PROVIDED PASSAGE:
● ● ● ●

# Got Quistions?



## chef david simpson (Sep 25, 2000)

I am new here on this site. I have never been on these chat lines befor and 
wanted to see what all the fuss was over. and looks to me that we in the arts are going to the big time. most of you are well
versed in the culinary arts like, shoomgirl 
and chefjonpaul. I wish I had this sopport 
when I was in school. 
All you students out there need this info. 
Use it to your advantege. If you have any quistions or otherwise. Contact me. I'll be more than happy to help. I'm on vacation for
for two weeks and have some time to spare. 
Bye.

[This message has been edited by Chef David Simpson (edited September 26, 2000).]


----------



## layjo (Oct 12, 1999)

Hello Chef David Simpson, and welcome to Cheftalk! You are definetly correct in saying that this is a valuable resource to people who have interst in food preparation and the foodservice industry. We are a community of Foodservice Chefs, Cooks, Culinary Students, Home Cooks, Butchers, Bakers, and Candlestick Makers ect.... We're glad you have decided to check us out and hope you will have many great disscussions with everyone in the community!


----------



## chefjohnpaul (Mar 9, 2000)

Welcome Chef David. I too wish I had this wealth of info when I was apprenticing.


----------



## chef david simpson (Sep 25, 2000)

To reply for suzisays question "what's the
French culinary term for hominy grits?" the answer is "aussi en bouillies".
Thanks for the warm welcome from everyone out
there. 

Bye.


----------



## isa (Apr 4, 2000)

Sorry to but in butt aussi en bouilli doesn't make sense. Aussi in French means also. 


As for bouillie, is a feminine noum, that could be defined as mashed food, somewhat liquid, mostly made with flour and milk or water, boiled together and usually given to small children.


Sisi


----------



## chef david simpson (Sep 25, 2000)

I got it out of "Larousse gastronomique"
1996 edition. 
Hominy isn't widely used in France. And I don't speak French. I seen the word on page 440. Look it up. 
Thanks for the information though.


----------



## mudbug (Dec 30, 1999)

Welcome to Cheftalk!

And thanks to all of you who answer us non-chefs!


----------



## chef david simpson (Sep 25, 2000)

PrincessIzzy, I don't work in a restaurant I
work in the film industry. It's a large 
company in Burbank Ca. I cater to cast and 
crew and private catering as well. If you leave your email or your fax number on my email address I can give more information on
our private catering.

Bye for now.

[This message has been edited by Chef David Simpson (edited September 28, 2000).]


----------

● ● ● ●

DATA LINES:
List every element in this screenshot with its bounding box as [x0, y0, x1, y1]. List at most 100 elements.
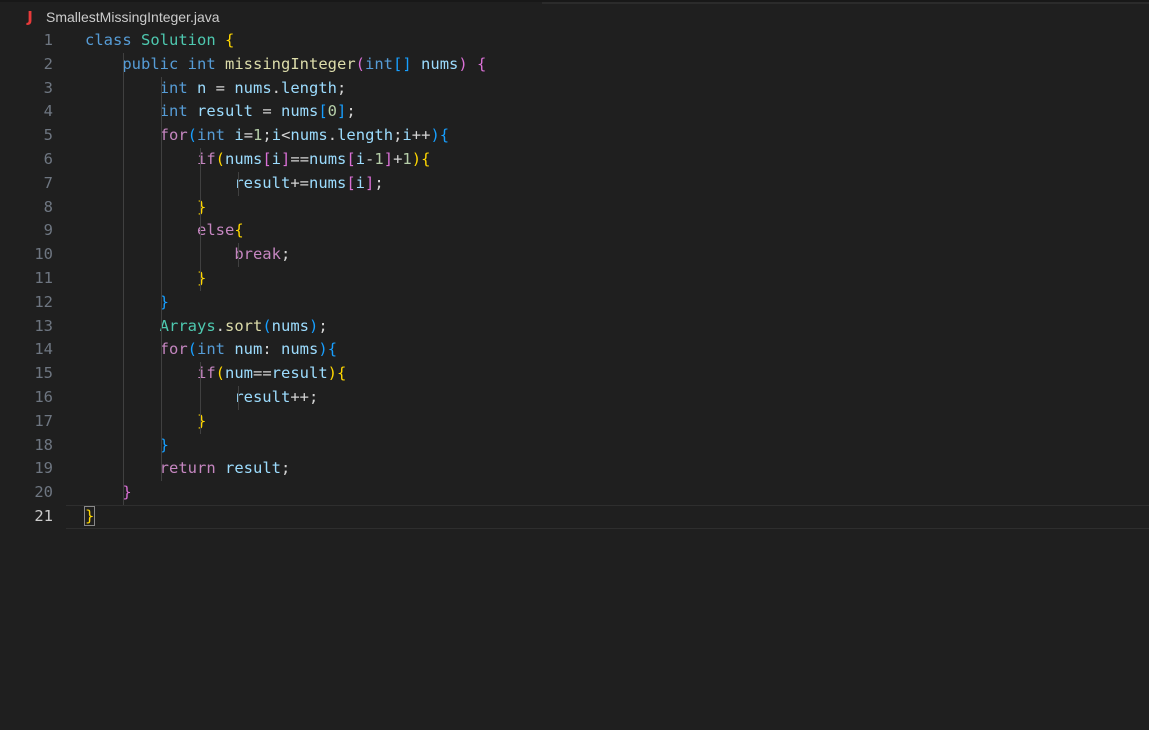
file-tab[interactable]: J SmallestMissingInteger.java [22, 4, 219, 30]
code-token: = [243, 126, 254, 145]
line-number: 11 [34, 268, 53, 287]
code-line[interactable]: 12 } [0, 291, 1149, 315]
code-token: for [159, 126, 188, 145]
code-editor[interactable]: 1 class Solution {2 public int missingInt… [0, 29, 1149, 529]
code-token: ) [430, 126, 440, 145]
code-token: i [355, 173, 365, 192]
code-line[interactable]: 9 else{ [0, 219, 1149, 243]
line-number: 6 [43, 149, 53, 168]
code-line[interactable]: 4 int result = nums[0]; [0, 100, 1149, 124]
code-text: if(nums[i]==nums[i-1]+1){ [85, 148, 430, 172]
code-token: [ [346, 149, 356, 168]
code-text: result+=nums[i]; [85, 172, 383, 196]
editor-window: J SmallestMissingInteger.java 1 class Sol… [0, 0, 1149, 730]
code-token: = [253, 102, 281, 121]
code-token: } [83, 505, 96, 526]
code-token: nums [281, 340, 319, 359]
code-line[interactable]: 16 result++; [0, 386, 1149, 410]
code-text: } [83, 505, 96, 529]
code-token: missingInteger [225, 54, 356, 73]
code-token: { [477, 54, 487, 73]
code-token: 0 [327, 102, 338, 121]
code-token: . [327, 126, 338, 145]
code-line[interactable]: 18 } [0, 434, 1149, 458]
code-line[interactable]: 21} [0, 504, 1149, 529]
code-token: [ [346, 173, 356, 192]
code-token: ; [280, 245, 291, 264]
code-token: { [225, 31, 235, 49]
code-text: break; [85, 243, 290, 267]
code-line[interactable]: 11 } [0, 267, 1149, 291]
code-token: } [196, 411, 207, 430]
line-number: 21 [34, 506, 53, 525]
code-line[interactable]: 3 int n = nums.length; [0, 77, 1149, 101]
indent-guide [238, 171, 240, 196]
line-number: 13 [34, 316, 53, 335]
code-line[interactable]: 5 for(int i=1;i<nums.length;i++){ [0, 124, 1149, 148]
code-text: } [85, 267, 206, 291]
code-token: ; [337, 78, 347, 97]
code-line[interactable]: 6 if(nums[i]==nums[i-1]+1){ [0, 148, 1149, 172]
code-token: result [197, 102, 253, 121]
code-line[interactable]: 2 public int missingInteger(int[] nums) … [0, 53, 1149, 77]
code-line[interactable]: 13 Arrays.sort(nums); [0, 315, 1149, 339]
code-text: int result = nums[0]; [85, 100, 356, 124]
code-token: else [196, 221, 235, 240]
code-text: } [85, 291, 169, 315]
line-number: 7 [43, 173, 53, 192]
code-token: result [234, 387, 291, 406]
code-token: } [196, 268, 207, 287]
code-text: result++; [85, 386, 318, 410]
code-token: { [337, 364, 347, 383]
code-line[interactable]: 8 } [0, 196, 1149, 220]
line-number: 18 [34, 435, 53, 454]
line-number: 16 [34, 387, 53, 406]
code-line[interactable]: 7 result+=nums[i]; [0, 172, 1149, 196]
code-token: nums [281, 102, 319, 121]
code-line[interactable]: 19 return result; [0, 457, 1149, 481]
code-token: ) [309, 316, 319, 335]
code-line[interactable]: 17 } [0, 410, 1149, 434]
line-number: 8 [43, 197, 53, 216]
code-token: . [271, 78, 282, 97]
code-token: ( [187, 340, 197, 359]
line-number: 20 [34, 483, 53, 502]
code-token: result [234, 173, 291, 192]
code-token: return [159, 459, 216, 478]
code-text: } [85, 434, 169, 458]
code-token: sort [225, 316, 263, 335]
code-token: { [234, 221, 244, 240]
code-token: ( [355, 54, 366, 73]
line-number: 12 [34, 292, 53, 311]
code-text: public int missingInteger(int[] nums) { [85, 53, 486, 77]
code-token: int [197, 126, 225, 145]
tab-bar-divider [542, 2, 1149, 4]
code-line[interactable]: 14 for(int num: nums){ [0, 338, 1149, 362]
code-token: public [122, 54, 179, 73]
indent-guide [238, 243, 240, 267]
code-line[interactable]: 20 } [0, 481, 1149, 505]
code-line[interactable]: 15 if(num==result){ [0, 362, 1149, 386]
code-token: ++ [411, 126, 431, 145]
code-token: ] [365, 173, 375, 192]
code-token: { [421, 149, 431, 168]
line-number: 10 [34, 245, 53, 264]
indent-guide [199, 148, 201, 291]
code-line[interactable]: 1 class Solution { [0, 29, 1149, 53]
code-line[interactable]: 10 break; [0, 243, 1149, 267]
code-token: { [327, 340, 338, 359]
code-token: += [290, 173, 309, 192]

● ● ● ●

THINGS TO DO:
**A.** Answer these questions using the Cheftalk welcome thread.
(i) Which book and edition does Chef David Simpson name as his source for the French term?
(ii) In what city is the company he works for located?
(iii) How long is the vacation he mentions?
**B.** From the Cheftalk welcome thread, write out the part that opens with the words containing "1996 edition." and closes with "(Dec 30, 1999)".

TASK-BY-TASK RESULTS:
**A.**
(i) "Larousse gastronomique," 1996 edition
(ii) Burbank, Ca.
(iii) Two weeks

**B.**
1996 edition. 
Hominy isn't widely used in France. And I don't speak French. I seen the word on page 440. Look it up. 
Thanks for the information though.


----------



## mudbug (Dec 30, 1999)